### Entries with figure data:
** begin **

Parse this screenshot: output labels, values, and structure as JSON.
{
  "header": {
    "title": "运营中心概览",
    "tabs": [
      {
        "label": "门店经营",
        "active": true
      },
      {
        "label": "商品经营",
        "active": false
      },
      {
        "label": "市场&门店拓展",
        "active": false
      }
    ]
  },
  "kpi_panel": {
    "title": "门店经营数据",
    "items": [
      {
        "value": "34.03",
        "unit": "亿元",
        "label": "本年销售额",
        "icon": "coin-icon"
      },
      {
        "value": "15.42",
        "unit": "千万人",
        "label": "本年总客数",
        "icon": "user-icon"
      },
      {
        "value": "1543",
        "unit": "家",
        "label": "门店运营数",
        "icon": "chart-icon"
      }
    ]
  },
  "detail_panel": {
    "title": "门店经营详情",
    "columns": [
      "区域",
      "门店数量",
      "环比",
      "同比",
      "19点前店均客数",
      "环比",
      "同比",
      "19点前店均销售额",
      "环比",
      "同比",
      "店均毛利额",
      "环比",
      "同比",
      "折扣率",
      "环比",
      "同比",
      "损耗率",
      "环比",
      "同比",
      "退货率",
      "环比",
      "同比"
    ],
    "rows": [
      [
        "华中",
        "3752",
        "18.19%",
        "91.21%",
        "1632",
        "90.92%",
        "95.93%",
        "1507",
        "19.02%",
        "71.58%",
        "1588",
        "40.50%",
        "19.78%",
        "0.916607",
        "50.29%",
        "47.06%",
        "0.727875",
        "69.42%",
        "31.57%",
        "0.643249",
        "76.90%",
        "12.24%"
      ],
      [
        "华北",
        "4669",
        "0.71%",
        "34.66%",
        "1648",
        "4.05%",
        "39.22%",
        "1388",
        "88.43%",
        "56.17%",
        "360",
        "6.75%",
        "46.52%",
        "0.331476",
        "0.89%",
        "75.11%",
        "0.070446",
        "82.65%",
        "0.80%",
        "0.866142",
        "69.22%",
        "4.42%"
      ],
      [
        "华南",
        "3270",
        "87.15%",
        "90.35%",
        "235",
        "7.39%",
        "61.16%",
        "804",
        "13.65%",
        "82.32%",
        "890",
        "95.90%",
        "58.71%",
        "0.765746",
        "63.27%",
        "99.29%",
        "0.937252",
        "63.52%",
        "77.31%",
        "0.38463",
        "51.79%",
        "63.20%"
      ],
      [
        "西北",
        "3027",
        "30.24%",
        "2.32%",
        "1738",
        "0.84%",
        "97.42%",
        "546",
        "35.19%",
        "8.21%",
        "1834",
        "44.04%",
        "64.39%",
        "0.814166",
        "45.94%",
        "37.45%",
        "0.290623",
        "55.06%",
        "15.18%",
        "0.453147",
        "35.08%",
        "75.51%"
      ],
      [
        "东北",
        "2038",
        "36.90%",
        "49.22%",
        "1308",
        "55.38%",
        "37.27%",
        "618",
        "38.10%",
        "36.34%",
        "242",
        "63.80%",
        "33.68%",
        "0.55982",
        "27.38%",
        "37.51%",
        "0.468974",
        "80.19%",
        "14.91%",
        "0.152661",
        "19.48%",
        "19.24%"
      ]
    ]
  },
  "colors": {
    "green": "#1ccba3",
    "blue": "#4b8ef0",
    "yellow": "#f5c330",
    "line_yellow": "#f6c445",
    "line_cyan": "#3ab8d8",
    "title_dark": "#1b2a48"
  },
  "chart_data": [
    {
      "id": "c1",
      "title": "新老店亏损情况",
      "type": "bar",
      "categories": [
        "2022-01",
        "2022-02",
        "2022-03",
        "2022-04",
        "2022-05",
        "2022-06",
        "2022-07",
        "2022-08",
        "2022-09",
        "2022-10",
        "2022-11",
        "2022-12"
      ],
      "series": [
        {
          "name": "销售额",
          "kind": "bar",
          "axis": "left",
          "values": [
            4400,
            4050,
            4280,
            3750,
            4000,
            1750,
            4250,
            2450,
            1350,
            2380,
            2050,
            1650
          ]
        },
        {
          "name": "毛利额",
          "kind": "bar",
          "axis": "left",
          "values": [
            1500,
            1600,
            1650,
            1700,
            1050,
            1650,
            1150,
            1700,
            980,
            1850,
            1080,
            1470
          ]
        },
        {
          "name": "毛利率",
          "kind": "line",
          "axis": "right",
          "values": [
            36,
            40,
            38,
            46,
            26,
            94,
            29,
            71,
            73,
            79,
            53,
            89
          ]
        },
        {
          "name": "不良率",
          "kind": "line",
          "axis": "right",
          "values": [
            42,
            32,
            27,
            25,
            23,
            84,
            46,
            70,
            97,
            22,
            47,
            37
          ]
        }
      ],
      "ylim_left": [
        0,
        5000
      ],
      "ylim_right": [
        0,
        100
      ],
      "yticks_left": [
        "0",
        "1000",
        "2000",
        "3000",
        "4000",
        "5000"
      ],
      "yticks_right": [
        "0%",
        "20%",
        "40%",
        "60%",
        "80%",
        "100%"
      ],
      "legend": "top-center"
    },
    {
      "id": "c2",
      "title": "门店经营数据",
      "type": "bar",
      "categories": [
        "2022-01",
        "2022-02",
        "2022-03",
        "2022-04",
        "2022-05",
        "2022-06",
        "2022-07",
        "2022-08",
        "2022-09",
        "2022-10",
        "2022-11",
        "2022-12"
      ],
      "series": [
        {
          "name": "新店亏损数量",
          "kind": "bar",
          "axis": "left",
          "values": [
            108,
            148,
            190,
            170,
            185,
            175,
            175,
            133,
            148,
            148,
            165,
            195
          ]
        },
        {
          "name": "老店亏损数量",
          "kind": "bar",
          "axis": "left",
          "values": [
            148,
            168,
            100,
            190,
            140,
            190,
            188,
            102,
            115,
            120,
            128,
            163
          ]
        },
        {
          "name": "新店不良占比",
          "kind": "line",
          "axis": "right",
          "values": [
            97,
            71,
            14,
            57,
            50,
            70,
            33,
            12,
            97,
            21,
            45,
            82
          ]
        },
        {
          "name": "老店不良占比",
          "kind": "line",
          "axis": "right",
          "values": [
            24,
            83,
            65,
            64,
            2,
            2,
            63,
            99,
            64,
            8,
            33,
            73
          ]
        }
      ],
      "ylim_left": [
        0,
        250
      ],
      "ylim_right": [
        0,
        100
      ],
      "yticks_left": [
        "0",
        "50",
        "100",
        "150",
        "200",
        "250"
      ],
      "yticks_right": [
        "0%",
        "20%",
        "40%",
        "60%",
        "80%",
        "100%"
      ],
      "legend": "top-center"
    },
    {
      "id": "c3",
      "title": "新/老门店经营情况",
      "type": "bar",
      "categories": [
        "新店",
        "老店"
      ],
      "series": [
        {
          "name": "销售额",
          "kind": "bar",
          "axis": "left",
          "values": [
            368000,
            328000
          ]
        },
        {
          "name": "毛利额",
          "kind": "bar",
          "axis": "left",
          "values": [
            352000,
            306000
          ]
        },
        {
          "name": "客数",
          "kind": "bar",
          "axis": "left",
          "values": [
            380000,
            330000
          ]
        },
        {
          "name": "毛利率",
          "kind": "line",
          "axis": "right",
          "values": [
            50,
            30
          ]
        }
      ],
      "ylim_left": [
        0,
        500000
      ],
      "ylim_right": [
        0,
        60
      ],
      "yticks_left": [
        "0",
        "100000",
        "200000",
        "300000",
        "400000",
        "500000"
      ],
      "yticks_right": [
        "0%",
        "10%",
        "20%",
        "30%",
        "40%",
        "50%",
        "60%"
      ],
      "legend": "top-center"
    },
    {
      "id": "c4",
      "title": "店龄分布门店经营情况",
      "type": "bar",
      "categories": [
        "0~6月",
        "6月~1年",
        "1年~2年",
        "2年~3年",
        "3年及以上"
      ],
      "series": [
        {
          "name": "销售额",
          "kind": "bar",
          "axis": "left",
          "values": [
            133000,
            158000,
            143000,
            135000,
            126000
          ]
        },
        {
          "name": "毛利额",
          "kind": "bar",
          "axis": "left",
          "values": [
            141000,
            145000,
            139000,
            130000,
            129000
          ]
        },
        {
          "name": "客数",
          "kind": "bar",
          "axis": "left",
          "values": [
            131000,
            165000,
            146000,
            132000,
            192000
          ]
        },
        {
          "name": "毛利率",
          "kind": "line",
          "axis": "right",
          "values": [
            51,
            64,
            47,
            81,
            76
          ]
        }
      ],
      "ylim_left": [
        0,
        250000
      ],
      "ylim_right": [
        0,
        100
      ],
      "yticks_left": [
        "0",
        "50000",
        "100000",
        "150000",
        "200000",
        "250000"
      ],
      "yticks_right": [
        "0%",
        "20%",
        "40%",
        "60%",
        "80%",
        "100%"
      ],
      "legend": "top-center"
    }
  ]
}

** end **

### TASK DIRECTIONS:
Pull out every line in the data above that has the word "icon".

### RESULT:
        "icon": "coin-icon"
        "icon": "user-icon"
        "icon": "chart-icon"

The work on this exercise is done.